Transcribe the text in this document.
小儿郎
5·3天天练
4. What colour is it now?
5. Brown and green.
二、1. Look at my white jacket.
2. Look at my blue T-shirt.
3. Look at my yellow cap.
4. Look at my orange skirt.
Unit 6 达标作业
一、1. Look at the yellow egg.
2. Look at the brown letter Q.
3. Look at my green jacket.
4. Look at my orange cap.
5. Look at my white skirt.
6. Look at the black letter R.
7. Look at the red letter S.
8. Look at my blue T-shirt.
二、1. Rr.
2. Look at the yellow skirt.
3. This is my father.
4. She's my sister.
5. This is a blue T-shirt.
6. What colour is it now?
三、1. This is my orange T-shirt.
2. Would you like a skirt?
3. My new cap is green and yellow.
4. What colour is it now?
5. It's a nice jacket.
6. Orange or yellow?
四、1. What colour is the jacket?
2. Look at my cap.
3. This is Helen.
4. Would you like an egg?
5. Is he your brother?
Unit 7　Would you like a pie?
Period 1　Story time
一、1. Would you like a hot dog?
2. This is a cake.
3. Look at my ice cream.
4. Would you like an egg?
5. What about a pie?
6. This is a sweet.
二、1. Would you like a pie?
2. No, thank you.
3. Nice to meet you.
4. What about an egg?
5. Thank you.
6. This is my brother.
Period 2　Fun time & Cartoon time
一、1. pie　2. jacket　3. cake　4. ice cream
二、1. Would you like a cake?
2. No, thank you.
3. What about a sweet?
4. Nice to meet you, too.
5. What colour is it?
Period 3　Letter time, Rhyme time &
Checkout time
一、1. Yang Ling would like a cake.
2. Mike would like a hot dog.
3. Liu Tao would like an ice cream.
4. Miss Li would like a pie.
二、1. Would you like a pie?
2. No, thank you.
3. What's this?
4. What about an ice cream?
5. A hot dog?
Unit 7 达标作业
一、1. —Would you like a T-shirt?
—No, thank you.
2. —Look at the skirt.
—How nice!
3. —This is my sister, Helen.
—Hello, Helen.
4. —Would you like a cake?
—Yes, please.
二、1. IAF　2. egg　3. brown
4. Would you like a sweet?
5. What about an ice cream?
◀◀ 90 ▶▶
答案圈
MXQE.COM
========
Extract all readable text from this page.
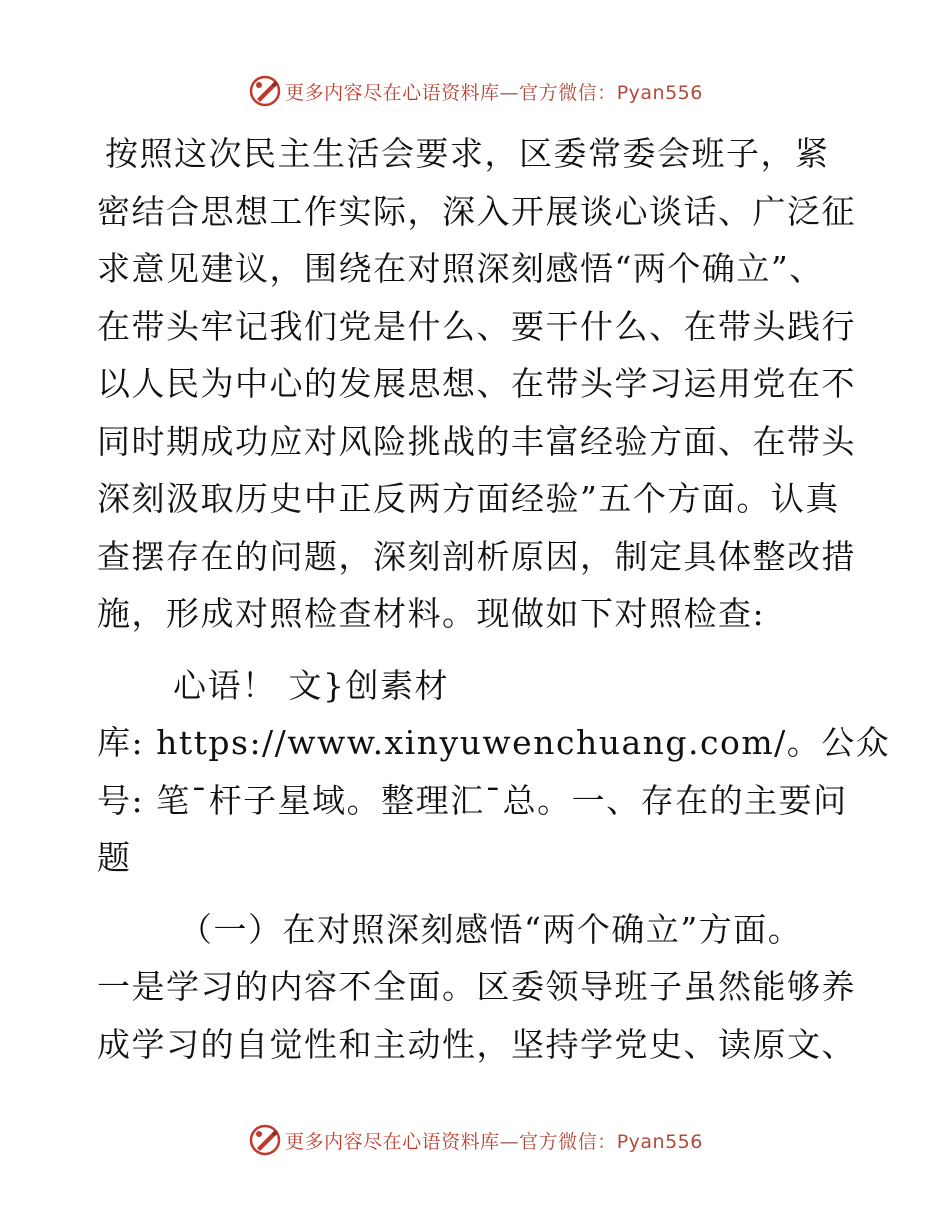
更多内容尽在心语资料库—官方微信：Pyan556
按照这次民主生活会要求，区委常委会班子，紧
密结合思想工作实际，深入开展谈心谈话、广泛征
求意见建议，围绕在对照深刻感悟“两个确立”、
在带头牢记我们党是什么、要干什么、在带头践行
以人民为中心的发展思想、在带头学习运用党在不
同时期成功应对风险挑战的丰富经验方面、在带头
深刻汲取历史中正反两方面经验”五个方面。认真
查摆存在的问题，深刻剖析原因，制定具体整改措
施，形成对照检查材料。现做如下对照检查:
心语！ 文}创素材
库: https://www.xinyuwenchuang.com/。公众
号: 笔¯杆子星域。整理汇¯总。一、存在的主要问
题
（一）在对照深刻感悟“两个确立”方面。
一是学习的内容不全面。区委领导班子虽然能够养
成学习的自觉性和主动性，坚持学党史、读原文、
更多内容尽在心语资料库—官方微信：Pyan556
========
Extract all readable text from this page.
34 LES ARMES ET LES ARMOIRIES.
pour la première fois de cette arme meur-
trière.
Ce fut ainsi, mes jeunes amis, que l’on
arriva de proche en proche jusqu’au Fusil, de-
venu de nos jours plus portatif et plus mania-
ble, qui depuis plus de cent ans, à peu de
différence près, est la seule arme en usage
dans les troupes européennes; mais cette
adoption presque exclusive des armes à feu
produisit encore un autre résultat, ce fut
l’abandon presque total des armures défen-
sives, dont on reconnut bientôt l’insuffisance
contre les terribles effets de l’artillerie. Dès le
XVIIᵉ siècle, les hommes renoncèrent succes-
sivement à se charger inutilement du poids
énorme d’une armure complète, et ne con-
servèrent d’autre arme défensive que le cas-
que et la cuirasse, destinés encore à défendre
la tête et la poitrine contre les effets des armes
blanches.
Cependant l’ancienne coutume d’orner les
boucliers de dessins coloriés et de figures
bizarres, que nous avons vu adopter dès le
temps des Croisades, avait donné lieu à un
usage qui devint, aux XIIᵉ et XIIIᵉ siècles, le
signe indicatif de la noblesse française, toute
========
- [PROBLEM REQUIREMENTS]
Show, from the material above, each line that includes the string "green".

- [WORKED SOLUTION]
5. Brown and green.
3. Look at my green jacket.
3. My new cap is green and yellow.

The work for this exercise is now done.